Reproduce every line of the listing below word for word, with nothing changed.

(Stored items from a collection)
— Start —

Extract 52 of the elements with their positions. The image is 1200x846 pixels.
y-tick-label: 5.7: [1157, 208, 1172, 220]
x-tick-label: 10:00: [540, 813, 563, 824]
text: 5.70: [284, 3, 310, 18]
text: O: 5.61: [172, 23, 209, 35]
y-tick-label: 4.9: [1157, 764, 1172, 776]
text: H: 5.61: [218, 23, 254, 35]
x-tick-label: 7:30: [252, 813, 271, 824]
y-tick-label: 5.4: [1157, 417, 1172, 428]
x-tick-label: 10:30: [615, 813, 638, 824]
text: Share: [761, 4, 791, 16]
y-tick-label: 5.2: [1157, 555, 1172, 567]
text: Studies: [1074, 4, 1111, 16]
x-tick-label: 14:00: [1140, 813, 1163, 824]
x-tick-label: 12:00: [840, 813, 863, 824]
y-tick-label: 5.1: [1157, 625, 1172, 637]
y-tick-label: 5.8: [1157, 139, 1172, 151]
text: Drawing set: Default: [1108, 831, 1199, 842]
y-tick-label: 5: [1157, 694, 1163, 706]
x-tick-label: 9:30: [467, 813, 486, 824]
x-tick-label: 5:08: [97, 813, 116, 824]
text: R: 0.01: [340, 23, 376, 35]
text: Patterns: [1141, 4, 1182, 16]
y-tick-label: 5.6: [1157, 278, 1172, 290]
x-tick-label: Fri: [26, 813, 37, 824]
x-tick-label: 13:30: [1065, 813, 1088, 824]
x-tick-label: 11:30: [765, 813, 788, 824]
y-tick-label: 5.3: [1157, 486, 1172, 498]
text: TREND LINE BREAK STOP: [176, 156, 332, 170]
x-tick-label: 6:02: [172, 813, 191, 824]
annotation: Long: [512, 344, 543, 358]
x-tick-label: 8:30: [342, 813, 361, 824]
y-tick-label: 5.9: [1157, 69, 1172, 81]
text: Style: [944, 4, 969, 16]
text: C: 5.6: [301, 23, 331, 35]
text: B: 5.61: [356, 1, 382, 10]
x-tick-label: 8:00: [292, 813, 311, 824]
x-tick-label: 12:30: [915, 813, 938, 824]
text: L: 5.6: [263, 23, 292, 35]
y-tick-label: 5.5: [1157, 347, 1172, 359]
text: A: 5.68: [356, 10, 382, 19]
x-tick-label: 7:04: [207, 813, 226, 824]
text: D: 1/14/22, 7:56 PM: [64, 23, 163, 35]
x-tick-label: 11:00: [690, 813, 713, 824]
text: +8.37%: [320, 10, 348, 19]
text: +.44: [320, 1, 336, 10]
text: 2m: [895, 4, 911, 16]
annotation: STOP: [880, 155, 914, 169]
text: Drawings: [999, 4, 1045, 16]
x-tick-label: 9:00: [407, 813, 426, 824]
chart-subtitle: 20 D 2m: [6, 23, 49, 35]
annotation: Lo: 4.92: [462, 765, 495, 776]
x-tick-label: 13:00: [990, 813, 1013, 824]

— End —

Reply to the task
Extract 52 of the elements with their positions. The image is 1200x846 pixels.
y-tick-label: 5.7: [1157, 208, 1172, 220]
x-tick-label: 10:00: [540, 813, 563, 824]
text: 5.70: [284, 3, 310, 18]
text: O: 5.61: [172, 23, 209, 35]
y-tick-label: 4.9: [1157, 764, 1172, 776]
text: H: 5.61: [218, 23, 254, 35]
x-tick-label: 7:30: [252, 813, 271, 824]
y-tick-label: 5.4: [1157, 417, 1172, 428]
x-tick-label: 10:30: [615, 813, 638, 824]
text: Share: [761, 4, 791, 16]
y-tick-label: 5.2: [1157, 555, 1172, 567]
text: Studies: [1074, 4, 1111, 16]
x-tick-label: 14:00: [1140, 813, 1163, 824]
x-tick-label: 12:00: [840, 813, 863, 824]
y-tick-label: 5.1: [1157, 625, 1172, 637]
y-tick-label: 5.8: [1157, 139, 1172, 151]
text: Drawing set: Default: [1108, 831, 1199, 842]
y-tick-label: 5: [1157, 694, 1163, 706]
x-tick-label: 9:30: [467, 813, 486, 824]
x-tick-label: 5:08: [97, 813, 116, 824]
text: R: 0.01: [340, 23, 376, 35]
text: Patterns: [1141, 4, 1182, 16]
y-tick-label: 5.6: [1157, 278, 1172, 290]
x-tick-label: Fri: [26, 813, 37, 824]
x-tick-label: 13:30: [1065, 813, 1088, 824]
x-tick-label: 11:30: [765, 813, 788, 824]
y-tick-label: 5.3: [1157, 486, 1172, 498]
text: TREND LINE BREAK STOP: [176, 156, 332, 170]
x-tick-label: 6:02: [172, 813, 191, 824]
annotation: Long: [512, 344, 543, 358]
x-tick-label: 8:30: [342, 813, 361, 824]
y-tick-label: 5.9: [1157, 69, 1172, 81]
text: Style: [944, 4, 969, 16]
text: C: 5.6: [301, 23, 331, 35]
text: B: 5.61: [356, 1, 382, 10]
x-tick-label: 8:00: [292, 813, 311, 824]
x-tick-label: 12:30: [915, 813, 938, 824]
text: L: 5.6: [263, 23, 292, 35]
y-tick-label: 5.5: [1157, 347, 1172, 359]
text: A: 5.68: [356, 10, 382, 19]
x-tick-label: 7:04: [207, 813, 226, 824]
text: D: 1/14/22, 7:56 PM: [64, 23, 163, 35]
x-tick-label: 11:00: [690, 813, 713, 824]
text: +8.37%: [320, 10, 348, 19]
text: +.44: [320, 1, 336, 10]
text: 2m: [895, 4, 911, 16]
annotation: STOP: [880, 155, 914, 169]
text: Drawings: [999, 4, 1045, 16]
x-tick-label: 9:00: [407, 813, 426, 824]
chart-subtitle: 20 D 2m: [6, 23, 49, 35]
annotation: Lo: 4.92: [462, 765, 495, 776]
x-tick-label: 13:00: [990, 813, 1013, 824]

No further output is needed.